--- WHAT IS REQUIRED ---
Which lines below hold the word "KUMAR"? Copy all of them.

[Collected data entries]

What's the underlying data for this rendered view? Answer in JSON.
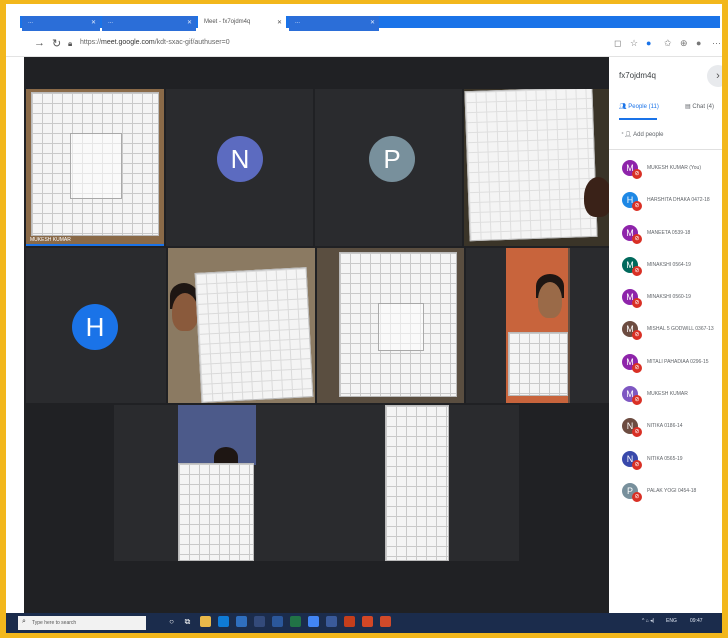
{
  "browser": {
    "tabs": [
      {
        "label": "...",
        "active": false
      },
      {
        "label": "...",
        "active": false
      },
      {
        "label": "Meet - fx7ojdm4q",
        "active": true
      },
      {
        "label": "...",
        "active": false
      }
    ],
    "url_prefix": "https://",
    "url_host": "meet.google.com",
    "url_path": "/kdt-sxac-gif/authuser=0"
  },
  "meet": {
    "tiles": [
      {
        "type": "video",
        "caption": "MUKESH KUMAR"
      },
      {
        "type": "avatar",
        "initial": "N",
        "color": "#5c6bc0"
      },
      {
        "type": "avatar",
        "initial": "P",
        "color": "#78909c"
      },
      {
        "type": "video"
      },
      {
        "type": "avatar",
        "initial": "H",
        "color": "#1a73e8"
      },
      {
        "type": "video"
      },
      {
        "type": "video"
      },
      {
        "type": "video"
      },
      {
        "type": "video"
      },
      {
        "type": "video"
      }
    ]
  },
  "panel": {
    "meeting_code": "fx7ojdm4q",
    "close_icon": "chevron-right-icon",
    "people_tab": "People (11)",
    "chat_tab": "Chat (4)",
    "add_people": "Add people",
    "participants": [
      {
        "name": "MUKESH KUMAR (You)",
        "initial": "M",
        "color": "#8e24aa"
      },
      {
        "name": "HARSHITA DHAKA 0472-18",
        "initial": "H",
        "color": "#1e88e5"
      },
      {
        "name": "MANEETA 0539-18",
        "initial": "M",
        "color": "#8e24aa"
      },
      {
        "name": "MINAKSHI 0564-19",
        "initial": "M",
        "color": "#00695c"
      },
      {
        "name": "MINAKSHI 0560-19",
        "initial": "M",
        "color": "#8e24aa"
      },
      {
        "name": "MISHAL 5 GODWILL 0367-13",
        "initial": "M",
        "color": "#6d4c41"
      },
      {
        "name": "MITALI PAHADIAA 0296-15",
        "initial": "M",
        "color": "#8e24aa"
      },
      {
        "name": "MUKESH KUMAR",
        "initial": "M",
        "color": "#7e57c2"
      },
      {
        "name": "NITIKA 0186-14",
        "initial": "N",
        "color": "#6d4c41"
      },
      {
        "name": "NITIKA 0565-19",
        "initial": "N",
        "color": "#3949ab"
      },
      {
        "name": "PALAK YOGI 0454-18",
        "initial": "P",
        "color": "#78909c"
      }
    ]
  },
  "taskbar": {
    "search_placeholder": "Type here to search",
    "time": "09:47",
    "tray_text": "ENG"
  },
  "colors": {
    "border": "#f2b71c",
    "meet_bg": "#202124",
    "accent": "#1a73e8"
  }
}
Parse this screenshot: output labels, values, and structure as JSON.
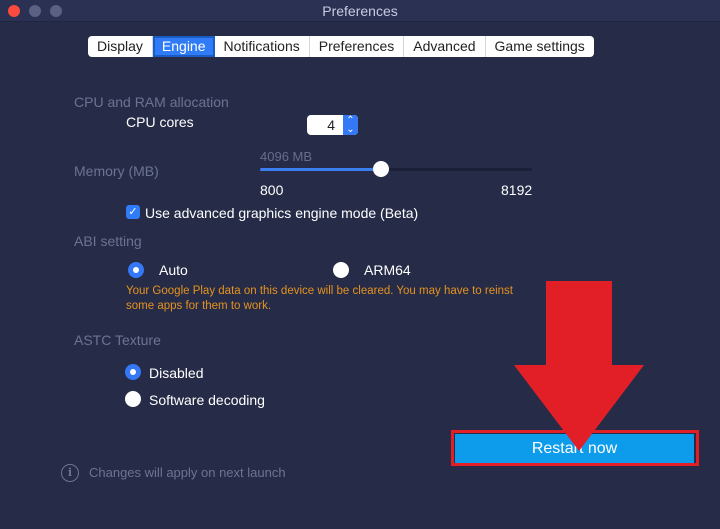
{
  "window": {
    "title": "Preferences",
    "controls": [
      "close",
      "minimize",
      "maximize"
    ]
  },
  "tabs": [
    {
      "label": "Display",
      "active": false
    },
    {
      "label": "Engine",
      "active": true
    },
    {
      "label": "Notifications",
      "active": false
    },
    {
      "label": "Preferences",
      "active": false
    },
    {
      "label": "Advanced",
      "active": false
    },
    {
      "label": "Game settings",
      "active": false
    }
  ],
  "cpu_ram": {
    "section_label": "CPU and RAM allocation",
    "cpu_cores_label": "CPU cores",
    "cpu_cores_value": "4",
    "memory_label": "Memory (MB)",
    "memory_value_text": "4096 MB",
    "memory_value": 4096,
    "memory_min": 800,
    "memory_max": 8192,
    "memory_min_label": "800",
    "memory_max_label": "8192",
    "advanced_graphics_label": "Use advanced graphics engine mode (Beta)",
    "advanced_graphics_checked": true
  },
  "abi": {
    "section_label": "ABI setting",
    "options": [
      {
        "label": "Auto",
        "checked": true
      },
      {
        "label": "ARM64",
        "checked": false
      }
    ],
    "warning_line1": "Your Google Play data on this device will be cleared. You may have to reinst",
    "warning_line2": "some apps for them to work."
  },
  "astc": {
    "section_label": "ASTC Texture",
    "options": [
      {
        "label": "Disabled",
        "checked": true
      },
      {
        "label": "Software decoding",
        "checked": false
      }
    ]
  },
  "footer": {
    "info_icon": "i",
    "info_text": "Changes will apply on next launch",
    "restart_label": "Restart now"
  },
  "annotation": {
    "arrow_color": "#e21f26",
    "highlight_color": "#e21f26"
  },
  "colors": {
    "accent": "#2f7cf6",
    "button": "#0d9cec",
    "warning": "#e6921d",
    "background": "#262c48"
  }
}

--- SOLUTION TO THE EXERCISE ---
        "caption": "MUKESH KUMAR"
        "name": "MUKESH KUMAR (You)",
        "name": "MUKESH KUMAR",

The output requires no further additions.